Listing:
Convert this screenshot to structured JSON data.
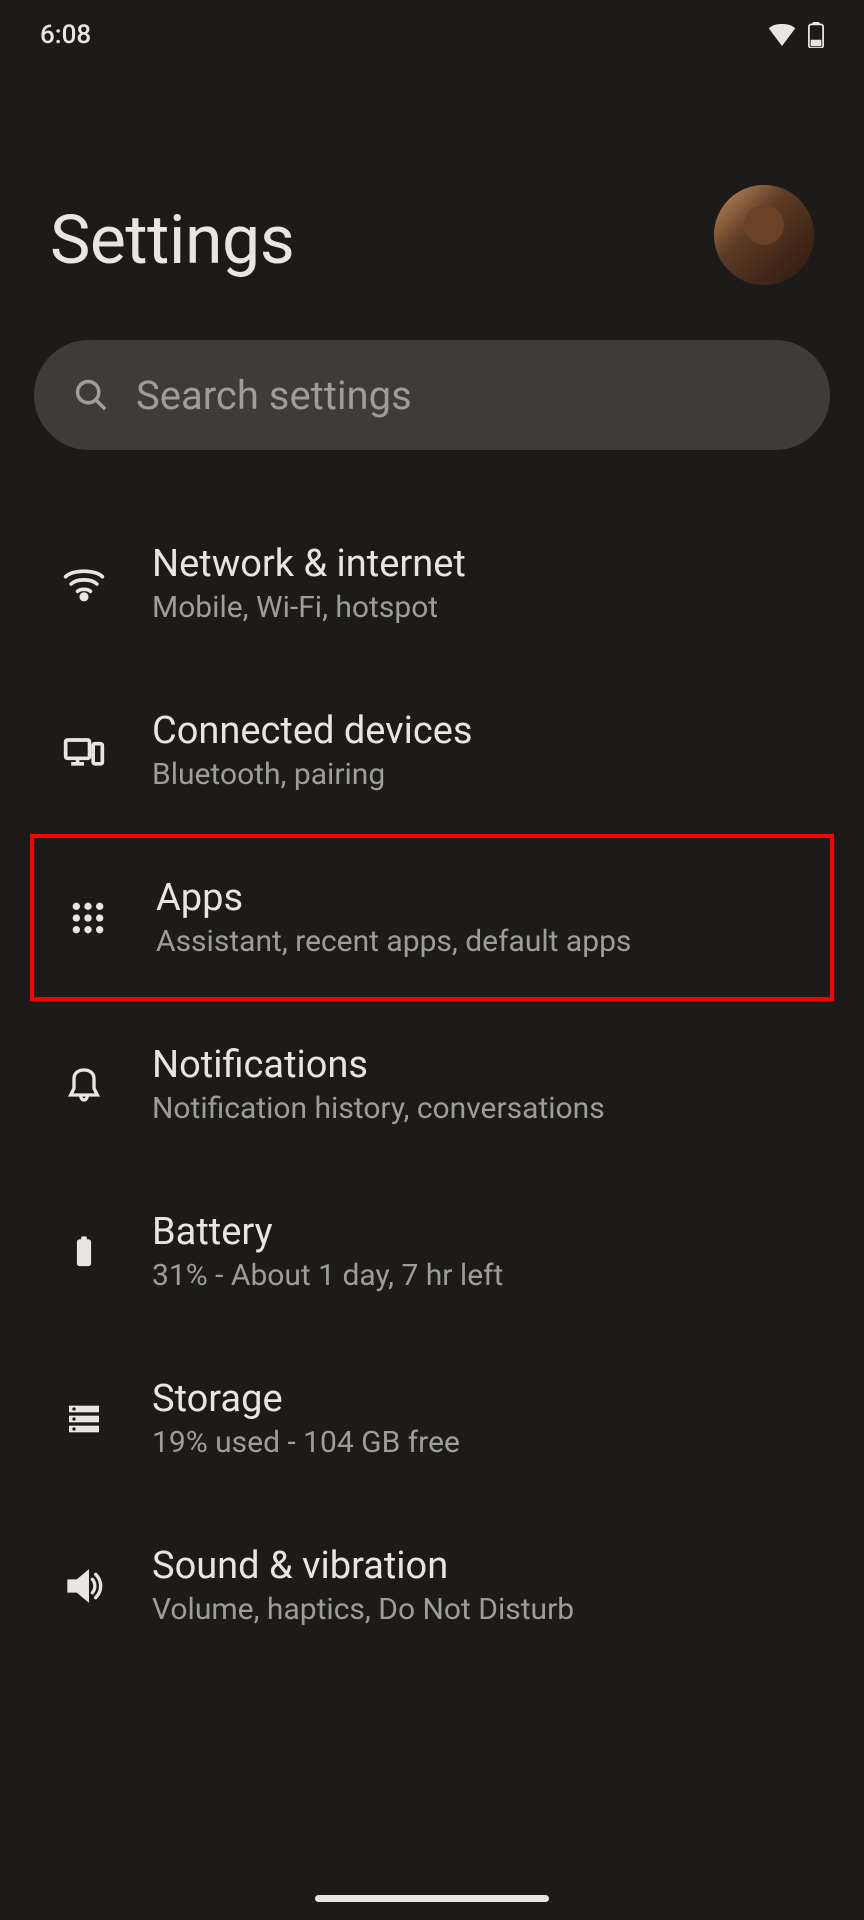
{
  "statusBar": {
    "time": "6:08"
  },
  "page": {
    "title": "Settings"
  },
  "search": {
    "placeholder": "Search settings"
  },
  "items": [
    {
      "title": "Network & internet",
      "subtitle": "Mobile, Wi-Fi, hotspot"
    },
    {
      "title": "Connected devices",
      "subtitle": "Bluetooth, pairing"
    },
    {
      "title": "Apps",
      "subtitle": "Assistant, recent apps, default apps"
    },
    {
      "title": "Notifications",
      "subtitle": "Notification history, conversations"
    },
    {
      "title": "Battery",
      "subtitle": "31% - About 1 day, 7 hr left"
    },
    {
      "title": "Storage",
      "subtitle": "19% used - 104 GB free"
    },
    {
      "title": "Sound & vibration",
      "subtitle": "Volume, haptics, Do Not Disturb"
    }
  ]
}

Aim:
In the copy, include all records verbatim but no images.

Finished task:
Convert this screenshot to structured JSON data.
{
  "statusBar": {
    "time": "6:08"
  },
  "page": {
    "title": "Settings"
  },
  "search": {
    "placeholder": "Search settings"
  },
  "items": [
    {
      "title": "Network & internet",
      "subtitle": "Mobile, Wi-Fi, hotspot"
    },
    {
      "title": "Connected devices",
      "subtitle": "Bluetooth, pairing"
    },
    {
      "title": "Apps",
      "subtitle": "Assistant, recent apps, default apps"
    },
    {
      "title": "Notifications",
      "subtitle": "Notification history, conversations"
    },
    {
      "title": "Battery",
      "subtitle": "31% - About 1 day, 7 hr left"
    },
    {
      "title": "Storage",
      "subtitle": "19% used - 104 GB free"
    },
    {
      "title": "Sound & vibration",
      "subtitle": "Volume, haptics, Do Not Disturb"
    }
  ]
}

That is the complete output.